→ DATA FOR THE TASK:
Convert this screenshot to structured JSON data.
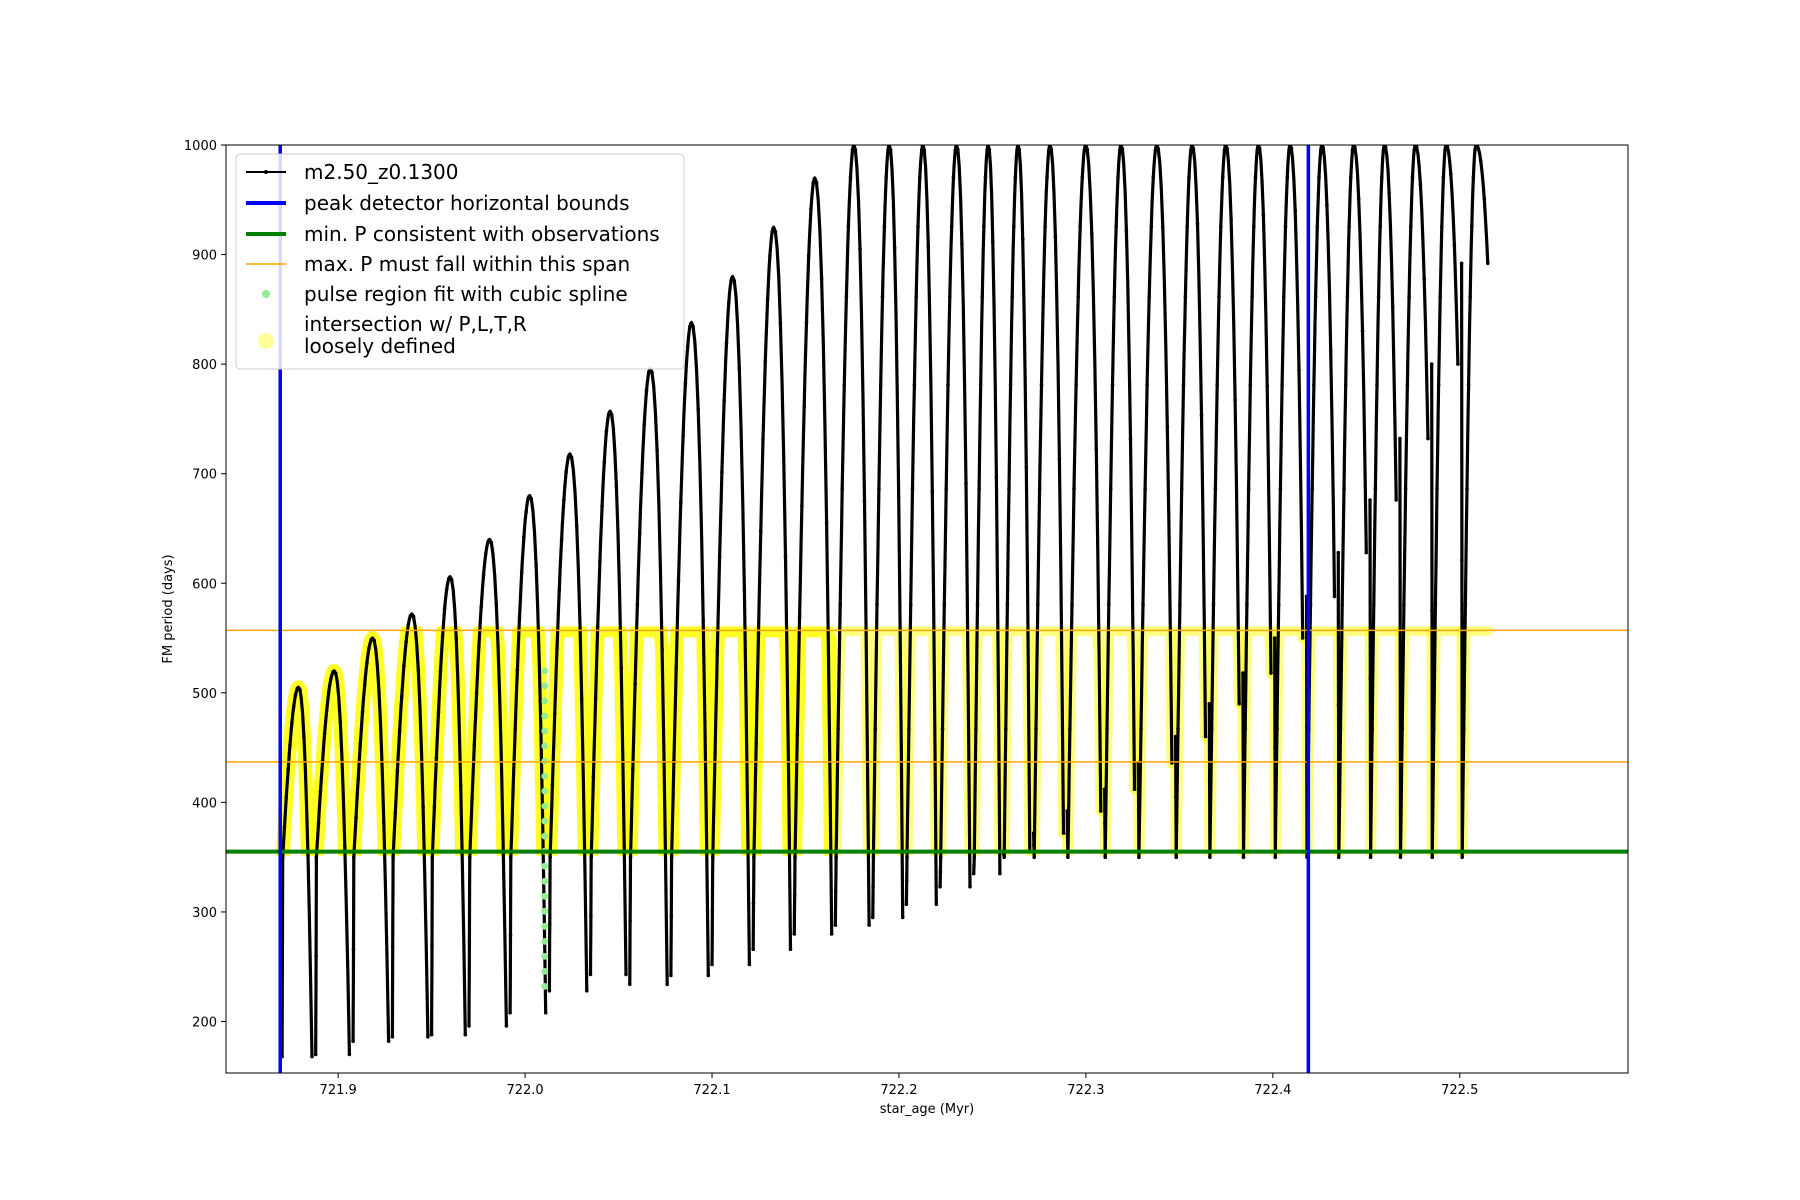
{
  "chart_data": {
    "type": "line",
    "title": "",
    "xlabel": "star_age (Myr)",
    "ylabel": "FM period (days)",
    "xlim": [
      721.84,
      722.59
    ],
    "ylim": [
      153,
      1000
    ],
    "xticks": [
      721.9,
      722.0,
      722.1,
      722.2,
      722.3,
      722.4,
      722.5
    ],
    "xtick_labels": [
      "721.9",
      "722.0",
      "722.1",
      "722.2",
      "722.3",
      "722.4",
      "722.5"
    ],
    "yticks": [
      200,
      300,
      400,
      500,
      600,
      700,
      800,
      900,
      1000
    ],
    "ytick_labels": [
      "200",
      "300",
      "400",
      "500",
      "600",
      "700",
      "800",
      "900",
      "1000"
    ],
    "grid": false,
    "legend_position": "top-left",
    "legend": [
      {
        "label": "m2.50_z0.1300",
        "style": "line-marker",
        "color": "#000000"
      },
      {
        "label": "peak detector horizontal bounds",
        "style": "thick-line",
        "color": "#0000ff"
      },
      {
        "label": "min. P consistent with observations",
        "style": "thick-line",
        "color": "#008000"
      },
      {
        "label": "max. P must fall within this span",
        "style": "thin-line",
        "color": "#ffa500"
      },
      {
        "label": "pulse region fit with cubic spline",
        "style": "dot",
        "color": "#90ee90"
      },
      {
        "label": "intersection w/ P,L,T,R\nloosely defined",
        "style": "big-dot",
        "color": "#ffff99"
      }
    ],
    "colors": {
      "series": "#000000",
      "vertical_bounds": "#0000ff",
      "min_p": "#008000",
      "max_p_span": "#ffa500",
      "spline": "#90ee90",
      "intersection": "#ffff00"
    },
    "vertical_bounds_x": [
      721.869,
      722.419
    ],
    "min_p_line": 355,
    "max_p_span": [
      437,
      557
    ],
    "series": [
      {
        "name": "m2.50_z0.1300",
        "pulses": [
          {
            "start": 721.87,
            "end": 721.886,
            "min": 168,
            "max": 505
          },
          {
            "start": 721.888,
            "end": 721.906,
            "min": 170,
            "max": 520
          },
          {
            "start": 721.908,
            "end": 721.927,
            "min": 182,
            "max": 550
          },
          {
            "start": 721.929,
            "end": 721.948,
            "min": 186,
            "max": 572
          },
          {
            "start": 721.95,
            "end": 721.968,
            "min": 188,
            "max": 606
          },
          {
            "start": 721.97,
            "end": 721.99,
            "min": 196,
            "max": 640
          },
          {
            "start": 721.992,
            "end": 722.011,
            "min": 208,
            "max": 680
          },
          {
            "start": 722.013,
            "end": 722.033,
            "min": 228,
            "max": 718
          },
          {
            "start": 722.035,
            "end": 722.054,
            "min": 243,
            "max": 757
          },
          {
            "start": 722.056,
            "end": 722.076,
            "min": 234,
            "max": 796
          },
          {
            "start": 722.078,
            "end": 722.098,
            "min": 242,
            "max": 838
          },
          {
            "start": 722.1,
            "end": 722.12,
            "min": 252,
            "max": 880
          },
          {
            "start": 722.122,
            "end": 722.142,
            "min": 266,
            "max": 925
          },
          {
            "start": 722.144,
            "end": 722.164,
            "min": 280,
            "max": 970
          },
          {
            "start": 722.166,
            "end": 722.184,
            "min": 288,
            "max": 1000
          },
          {
            "start": 722.186,
            "end": 722.202,
            "min": 295,
            "max": 1000
          },
          {
            "start": 722.204,
            "end": 722.22,
            "min": 307,
            "max": 1000
          },
          {
            "start": 722.222,
            "end": 722.238,
            "min": 323,
            "max": 1000
          },
          {
            "start": 722.24,
            "end": 722.254,
            "min": 335,
            "max": 1000
          },
          {
            "start": 722.256,
            "end": 722.27,
            "min": 355,
            "max": 1000
          },
          {
            "start": 722.272,
            "end": 722.288,
            "min": 372,
            "max": 1000
          },
          {
            "start": 722.29,
            "end": 722.308,
            "min": 392,
            "max": 1000
          },
          {
            "start": 722.31,
            "end": 722.326,
            "min": 412,
            "max": 1000
          },
          {
            "start": 722.328,
            "end": 722.346,
            "min": 436,
            "max": 1000
          },
          {
            "start": 722.348,
            "end": 722.364,
            "min": 460,
            "max": 1000
          },
          {
            "start": 722.366,
            "end": 722.382,
            "min": 490,
            "max": 1000
          },
          {
            "start": 722.384,
            "end": 722.399,
            "min": 518,
            "max": 1000
          },
          {
            "start": 722.401,
            "end": 722.416,
            "min": 550,
            "max": 1000
          },
          {
            "start": 722.418,
            "end": 722.433,
            "min": 588,
            "max": 1000
          },
          {
            "start": 722.435,
            "end": 722.45,
            "min": 628,
            "max": 1000
          },
          {
            "start": 722.452,
            "end": 722.466,
            "min": 676,
            "max": 1000
          },
          {
            "start": 722.468,
            "end": 722.483,
            "min": 732,
            "max": 1000
          },
          {
            "start": 722.485,
            "end": 722.499,
            "min": 800,
            "max": 1000
          },
          {
            "start": 722.501,
            "end": 722.515,
            "min": 892,
            "max": 1000
          }
        ]
      }
    ],
    "spline_points": {
      "x": 722.0105,
      "y_range": [
        232,
        520
      ]
    }
  }
}
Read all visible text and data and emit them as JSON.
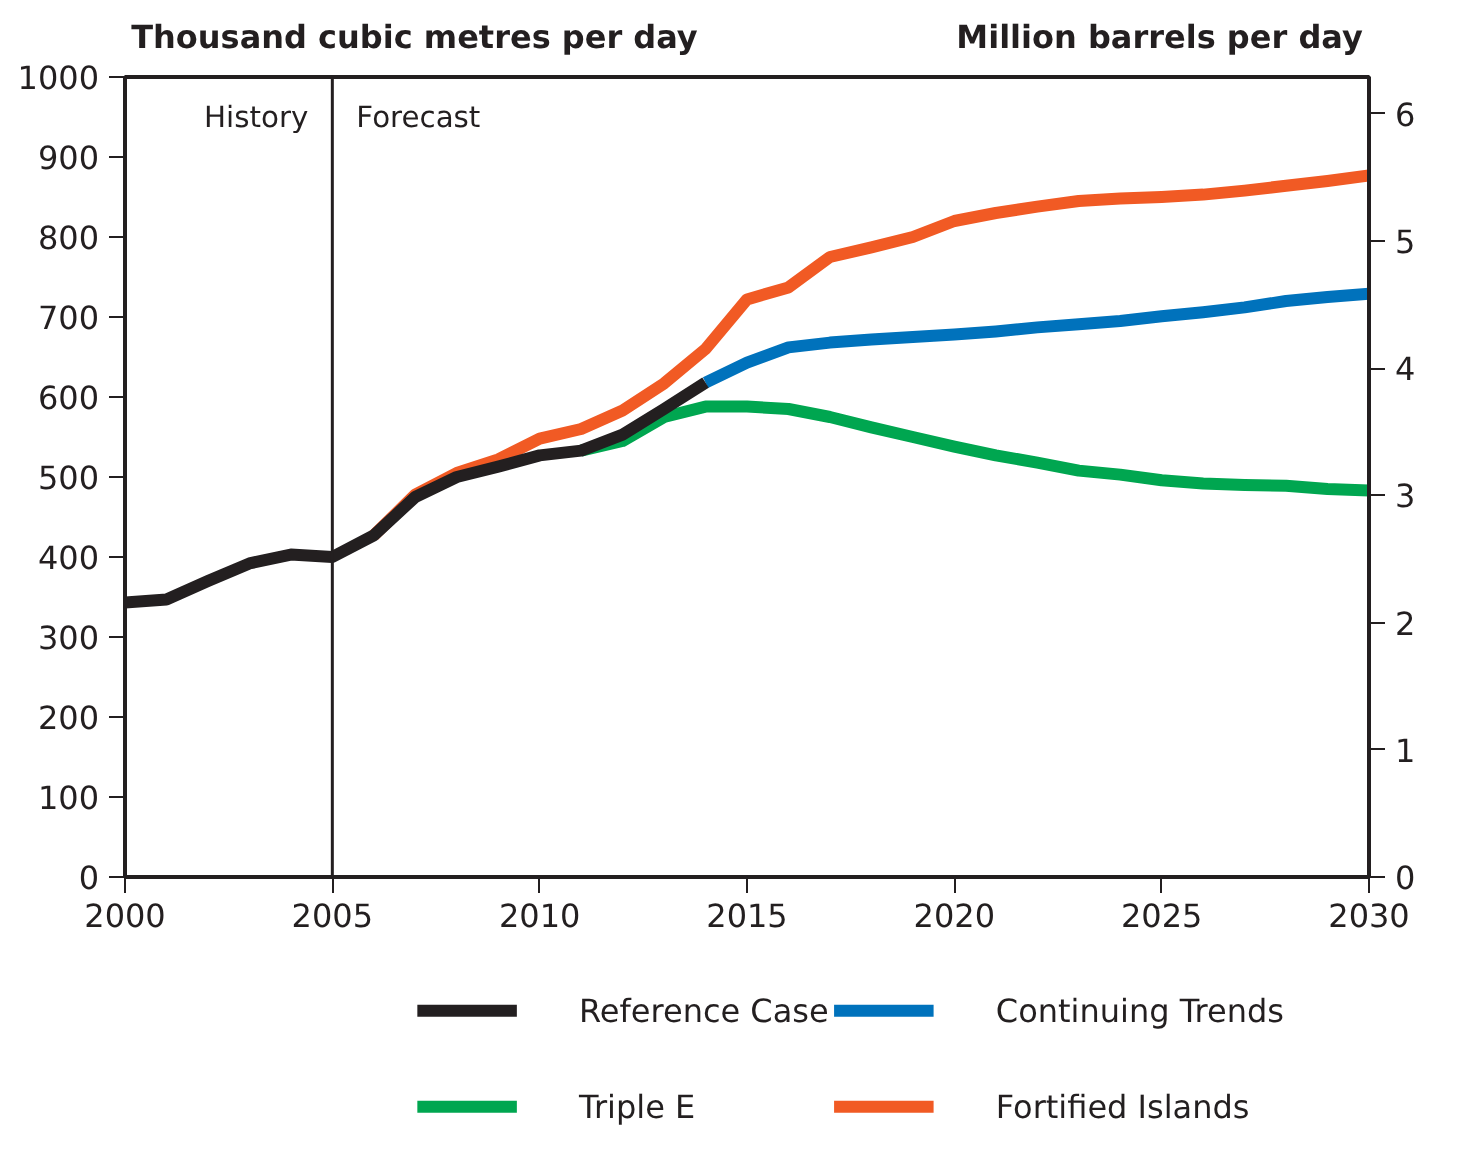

→ WHAT TO DO:
Repeat verbatim all the material, but not the pictures.

→ RESPONSE TO THIS EXERCISE:
Convert this screenshot to structured JSON data.
{
  "chart_data": {
    "type": "line",
    "title": "",
    "xlabel": "star_age (Myr)",
    "ylabel": "FM period (days)",
    "xlim": [
      721.84,
      722.59
    ],
    "ylim": [
      153,
      1000
    ],
    "xticks": [
      721.9,
      722.0,
      722.1,
      722.2,
      722.3,
      722.4,
      722.5
    ],
    "xtick_labels": [
      "721.9",
      "722.0",
      "722.1",
      "722.2",
      "722.3",
      "722.4",
      "722.5"
    ],
    "yticks": [
      200,
      300,
      400,
      500,
      600,
      700,
      800,
      900,
      1000
    ],
    "ytick_labels": [
      "200",
      "300",
      "400",
      "500",
      "600",
      "700",
      "800",
      "900",
      "1000"
    ],
    "grid": false,
    "legend_position": "top-left",
    "legend": [
      {
        "label": "m2.50_z0.1300",
        "style": "line-marker",
        "color": "#000000"
      },
      {
        "label": "peak detector horizontal bounds",
        "style": "thick-line",
        "color": "#0000ff"
      },
      {
        "label": "min. P consistent with observations",
        "style": "thick-line",
        "color": "#008000"
      },
      {
        "label": "max. P must fall within this span",
        "style": "thin-line",
        "color": "#ffa500"
      },
      {
        "label": "pulse region fit with cubic spline",
        "style": "dot",
        "color": "#90ee90"
      },
      {
        "label": "intersection w/ P,L,T,R\nloosely defined",
        "style": "big-dot",
        "color": "#ffff99"
      }
    ],
    "colors": {
      "series": "#000000",
      "vertical_bounds": "#0000ff",
      "min_p": "#008000",
      "max_p_span": "#ffa500",
      "spline": "#90ee90",
      "intersection": "#ffff00"
    },
    "vertical_bounds_x": [
      721.869,
      722.419
    ],
    "min_p_line": 355,
    "max_p_span": [
      437,
      557
    ],
    "series": [
      {
        "name": "m2.50_z0.1300",
        "pulses": [
          {
            "start": 721.87,
            "end": 721.886,
            "min": 168,
            "max": 505
          },
          {
            "start": 721.888,
            "end": 721.906,
            "min": 170,
            "max": 520
          },
          {
            "start": 721.908,
            "end": 721.927,
            "min": 182,
            "max": 550
          },
          {
            "start": 721.929,
            "end": 721.948,
            "min": 186,
            "max": 572
          },
          {
            "start": 721.95,
            "end": 721.968,
            "min": 188,
            "max": 606
          },
          {
            "start": 721.97,
            "end": 721.99,
            "min": 196,
            "max": 640
          },
          {
            "start": 721.992,
            "end": 722.011,
            "min": 208,
            "max": 680
          },
          {
            "start": 722.013,
            "end": 722.033,
            "min": 228,
            "max": 718
          },
          {
            "start": 722.035,
            "end": 722.054,
            "min": 243,
            "max": 757
          },
          {
            "start": 722.056,
            "end": 722.076,
            "min": 234,
            "max": 796
          },
          {
            "start": 722.078,
            "end": 722.098,
            "min": 242,
            "max": 838
          },
          {
            "start": 722.1,
            "end": 722.12,
            "min": 252,
            "max": 880
          },
          {
            "start": 722.122,
            "end": 722.142,
            "min": 266,
            "max": 925
          },
          {
            "start": 722.144,
            "end": 722.164,
            "min": 280,
            "max": 970
          },
          {
            "start": 722.166,
            "end": 722.184,
            "min": 288,
            "max": 1000
          },
          {
            "start": 722.186,
            "end": 722.202,
            "min": 295,
            "max": 1000
          },
          {
            "start": 722.204,
            "end": 722.22,
            "min": 307,
            "max": 1000
          },
          {
            "start": 722.222,
            "end": 722.238,
            "min": 323,
            "max": 1000
          },
          {
            "start": 722.24,
            "end": 722.254,
            "min": 335,
            "max": 1000
          },
          {
            "start": 722.256,
            "end": 722.27,
            "min": 355,
            "max": 1000
          },
          {
            "start": 722.272,
            "end": 722.288,
            "min": 372,
            "max": 1000
          },
          {
            "start": 722.29,
            "end": 722.308,
            "min": 392,
            "max": 1000
          },
          {
            "start": 722.31,
            "end": 722.326,
            "min": 412,
            "max": 1000
          },
          {
            "start": 722.328,
            "end": 722.346,
            "min": 436,
            "max": 1000
          },
          {
            "start": 722.348,
            "end": 722.364,
            "min": 460,
            "max": 1000
          },
          {
            "start": 722.366,
            "end": 722.382,
            "min": 490,
            "max": 1000
          },
          {
            "start": 722.384,
            "end": 722.399,
            "min": 518,
            "max": 1000
          },
          {
            "start": 722.401,
            "end": 722.416,
            "min": 550,
            "max": 1000
          },
          {
            "start": 722.418,
            "end": 722.433,
            "min": 588,
            "max": 1000
          },
          {
            "start": 722.435,
            "end": 722.45,
            "min": 628,
            "max": 1000
          },
          {
            "start": 722.452,
            "end": 722.466,
            "min": 676,
            "max": 1000
          },
          {
            "start": 722.468,
            "end": 722.483,
            "min": 732,
            "max": 1000
          },
          {
            "start": 722.485,
            "end": 722.499,
            "min": 800,
            "max": 1000
          },
          {
            "start": 722.501,
            "end": 722.515,
            "min": 892,
            "max": 1000
          }
        ]
      }
    ],
    "spline_points": {
      "x": 722.0105,
      "y_range": [
        232,
        520
      ]
    }
  }
}
Read all visible text and data and emit them as JSON.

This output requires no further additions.